What you have to do — Copy all lines holding the word "梅岭三章" from the entries.

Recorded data
______________________________
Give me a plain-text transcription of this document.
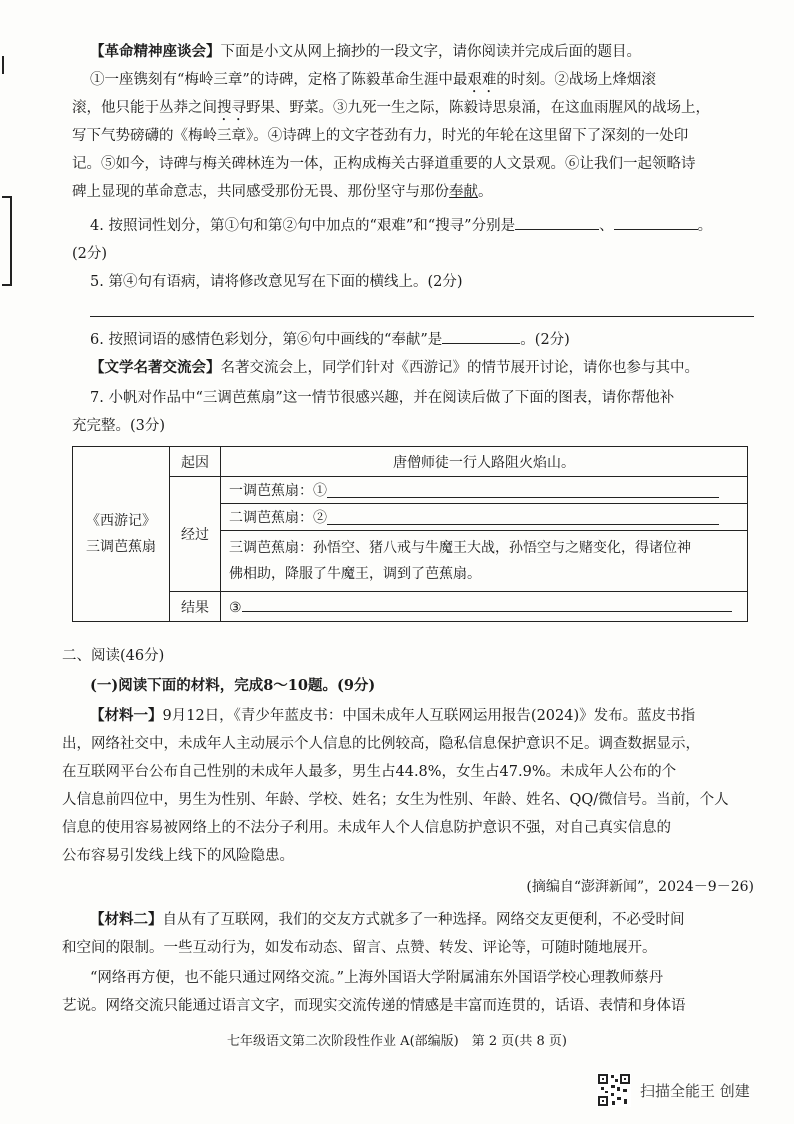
【革命精神座谈会】下面是小文从网上摘抄的一段文字，请你阅读并完成后面的题目。
①一座镌刻有“梅岭三章”的诗碑，定格了陈毅革命生涯中最艰难的时刻。②战场上烽烟滚
滚，他只能于丛莽之间搜寻野果、野菜。③九死一生之际，陈毅诗思泉涌，在这血雨腥风的战场上，
写下气势磅礴的《梅岭三章》。④诗碑上的文字苍劲有力，时光的年轮在这里留下了深刻的一处印
记。⑤如今，诗碑与梅关碑林连为一体，正构成梅关古驿道重要的人文景观。⑥让我们一起领略诗
碑上显现的革命意志，共同感受那份无畏、那份坚守与那份奉献。
4. 按照词性划分，第①句和第②句中加点的“艰难”和“搜寻”分别是	、	。
(2分)
5. 第④句有语病，请将修改意见写在下面的横线上。(2分)
6. 按照词语的感情色彩划分，第⑥句中画线的“奉献”是	。(2分)
【文学名著交流会】名著交流会上，同学们针对《西游记》的情节展开讨论，请你也参与其中。
7. 小帆对作品中“三调芭蕉扇”这一情节很感兴趣，并在阅读后做了下面的图表，请你帮他补
充完整。(3分)
《西游记》
三调芭蕉扇	起因	唐僧师徒一行人路阻火焰山。
	经过	一调芭蕉扇：①
二调芭蕉扇：②
三调芭蕉扇：孙悟空、猪八戒与牛魔王大战，孙悟空与之赌变化，得诸位神
佛相助，降服了牛魔王，调到了芭蕉扇。

	结果	③
二、阅读(46分)
(一)阅读下面的材料，完成8～10题。(9分)
【材料一】9月12日，《青少年蓝皮书：中国未成年人互联网运用报告(2024)》发布。蓝皮书指
出，网络社交中，未成年人主动展示个人信息的比例较高，隐私信息保护意识不足。调查数据显示，
在互联网平台公布自己性别的未成年人最多，男生占44.8%，女生占47.9%。未成年人公布的个
人信息前四位中，男生为性别、年龄、学校、姓名；女生为性别、年龄、姓名、QQ/微信号。当前，个人
信息的使用容易被网络上的不法分子利用。未成年人个人信息防护意识不强，对自己真实信息的
公布容易引发线上线下的风险隐患。
(摘编自“澎湃新闻”，2024－9－26)
【材料二】自从有了互联网，我们的交友方式就多了一种选择。网络交友更便利，不必受时间
和空间的限制。一些互动行为，如发布动态、留言、点赞、转发、评论等，可随时随地展开。
“网络再方便，也不能只通过网络交流。”上海外国语大学附属浦东外国语学校心理教师蔡丹
艺说。网络交流只能通过语言文字，而现实交流传递的情感是丰富而连贯的，话语、表情和身体语
七年级语文第二次阶段性作业 A(部编版)　第 2 页(共 8 页)
扫描全能王 创建
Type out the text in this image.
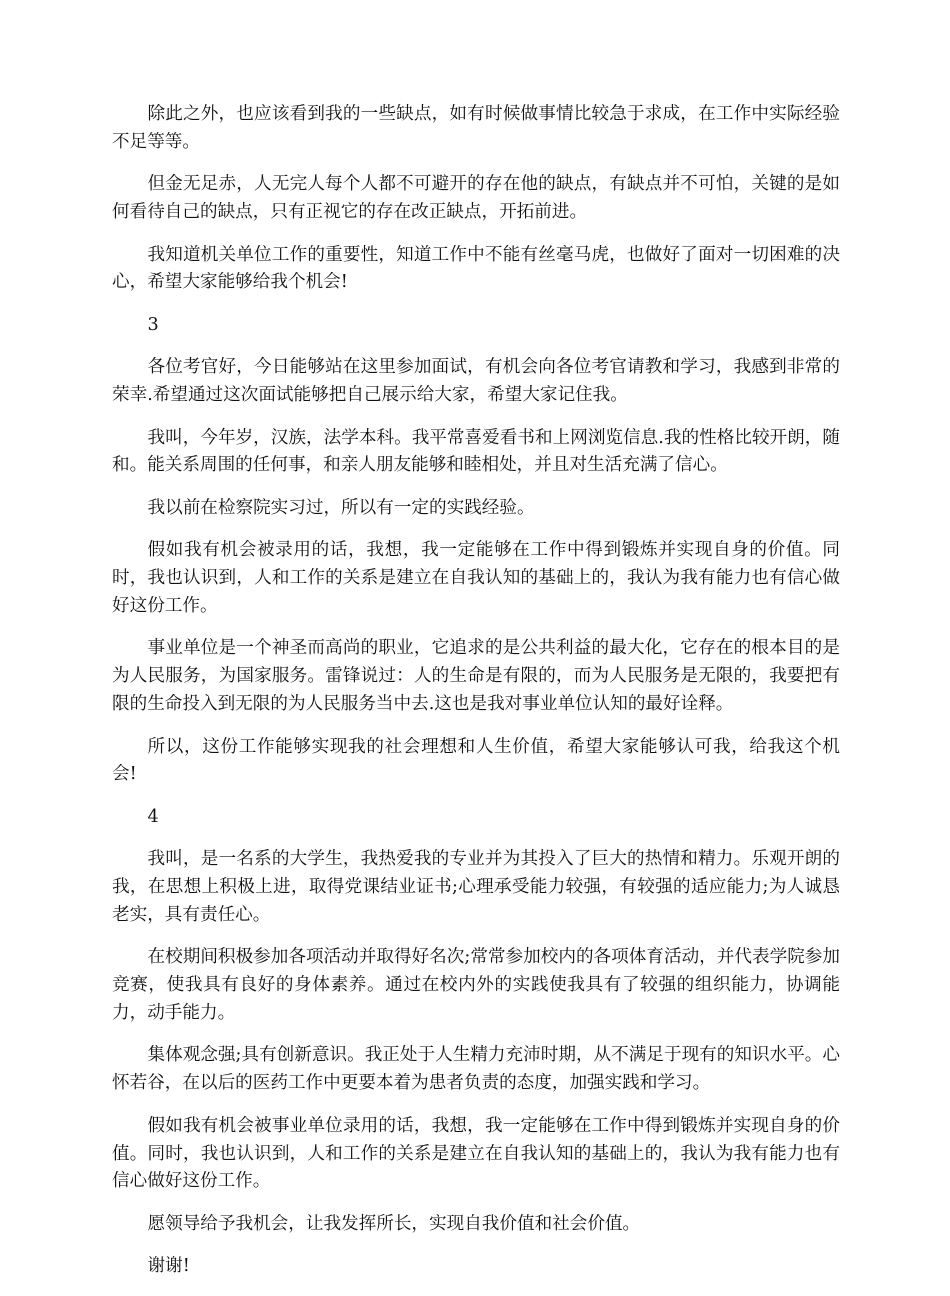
除此之外，也应该看到我的一些缺点，如有时候做事情比较急于求成，在工作中实际经验不足等等。

但金无足赤，人无完人每个人都不可避开的存在他的缺点，有缺点并不可怕，关键的是如何看待自己的缺点，只有正视它的存在改正缺点，开拓前进。

我知道机关单位工作的重要性，知道工作中不能有丝毫马虎，也做好了面对一切困难的决心，希望大家能够给我个机会!

3

各位考官好，今日能够站在这里参加面试，有机会向各位考官请教和学习，我感到非常的荣幸.希望通过这次面试能够把自己展示给大家，希望大家记住我。

我叫，今年岁，汉族，法学本科。我平常喜爱看书和上网浏览信息.我的性格比较开朗，随和。能关系周围的任何事，和亲人朋友能够和睦相处，并且对生活充满了信心。

我以前在检察院实习过，所以有一定的实践经验。

假如我有机会被录用的话，我想，我一定能够在工作中得到锻炼并实现自身的价值。同时，我也认识到，人和工作的关系是建立在自我认知的基础上的，我认为我有能力也有信心做好这份工作。

事业单位是一个神圣而高尚的职业，它追求的是公共利益的最大化，它存在的根本目的是为人民服务，为国家服务。雷锋说过：人的生命是有限的，而为人民服务是无限的，我要把有限的生命投入到无限的为人民服务当中去.这也是我对事业单位认知的最好诠释。

所以，这份工作能够实现我的社会理想和人生价值，希望大家能够认可我，给我这个机会!

4

我叫，是一名系的大学生，我热爱我的专业并为其投入了巨大的热情和精力。乐观开朗的我，在思想上积极上进，取得党课结业证书;心理承受能力较强，有较强的适应能力;为人诚恳老实，具有责任心。

在校期间积极参加各项活动并取得好名次;常常参加校内的各项体育活动，并代表学院参加竞赛，使我具有良好的身体素养。通过在校内外的实践使我具有了较强的组织能力，协调能力，动手能力。

集体观念强;具有创新意识。我正处于人生精力充沛时期，从不满足于现有的知识水平。心怀若谷，在以后的医药工作中更要本着为患者负责的态度，加强实践和学习。

假如我有机会被事业单位录用的话，我想，我一定能够在工作中得到锻炼并实现自身的价值。同时，我也认识到，人和工作的关系是建立在自我认知的基础上的，我认为我有能力也有信心做好这份工作。

愿领导给予我机会，让我发挥所长，实现自我价值和社会价值。

谢谢!
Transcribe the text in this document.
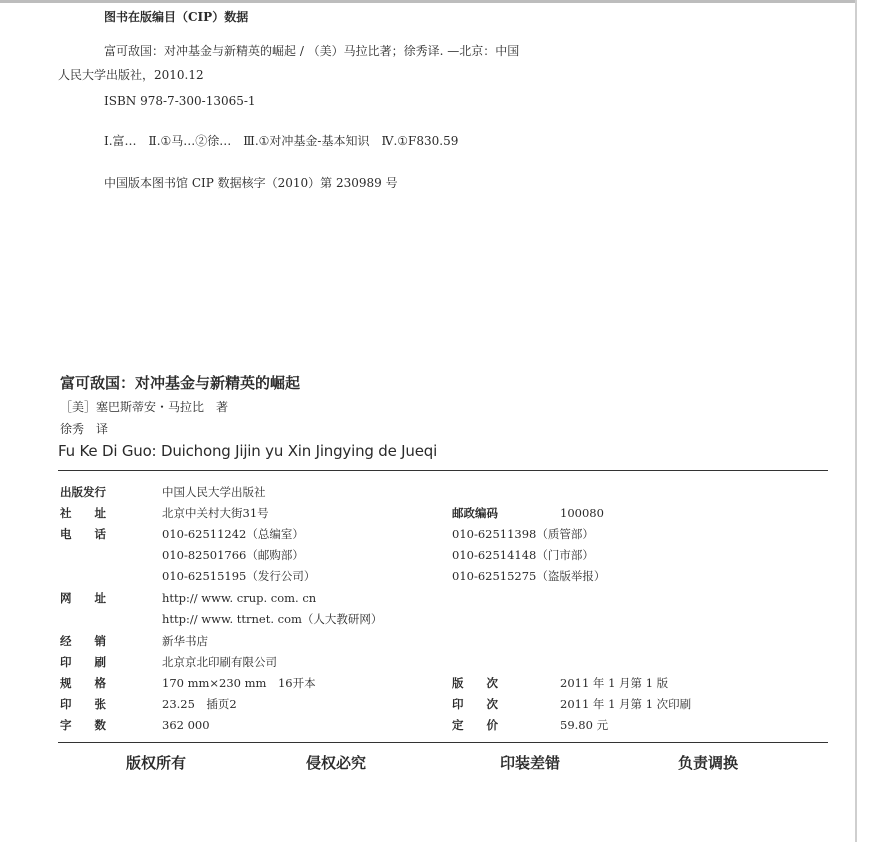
图书在版编目（CIP）数据
富可敌国：对冲基金与新精英的崛起 / （美）马拉比著；徐秀译. —北京：中国
人民大学出版社，2010.12
ISBN 978-7-300-13065-1
Ⅰ.富…　Ⅱ.①马…②徐…　Ⅲ.①对冲基金-基本知识　Ⅳ.①F830.59
中国版本图书馆 CIP 数据核字（2010）第 230989 号
富可敌国：对冲基金与新精英的崛起
［美］塞巴斯蒂安・马拉比　著
徐秀　译
Fu Ke Di Guo: Duichong Jijin yu Xin Jingying de Jueqi
出版发行	中国人民大学出版社
社　　址	北京中关村大街31号	邮政编码	100080
电　　话	010-62511242（总编室）	010-62511398（质管部）
010-82501766（邮购部）	010-62514148（门市部）
010-62515195（发行公司）	010-62515275（盗版举报）
网　　址	http:// www. crup. com. cn
http:// www. ttrnet. com（人大教研网）
经　　销	新华书店
印　　刷	北京京北印刷有限公司
规　　格	170 mm×230 mm　16开本	版　　次	2011 年 1 月第 1 版
印　　张	23.25　插页2	印　　次	2011 年 1 月第 1 次印刷
字　　数	362 000	定　　价	59.80 元
版权所有	侵权必究	印装差错	负责调换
______________________________
Response to the task —
①一座镌刻有“梅岭三章”的诗碑，定格了陈毅革命生涯中最艰难的时刻。②战场上烽烟滚
写下气势磅礴的《梅岭三章》。④诗碑上的文字苍劲有力，时光的年轮在这里留下了深刻的一处印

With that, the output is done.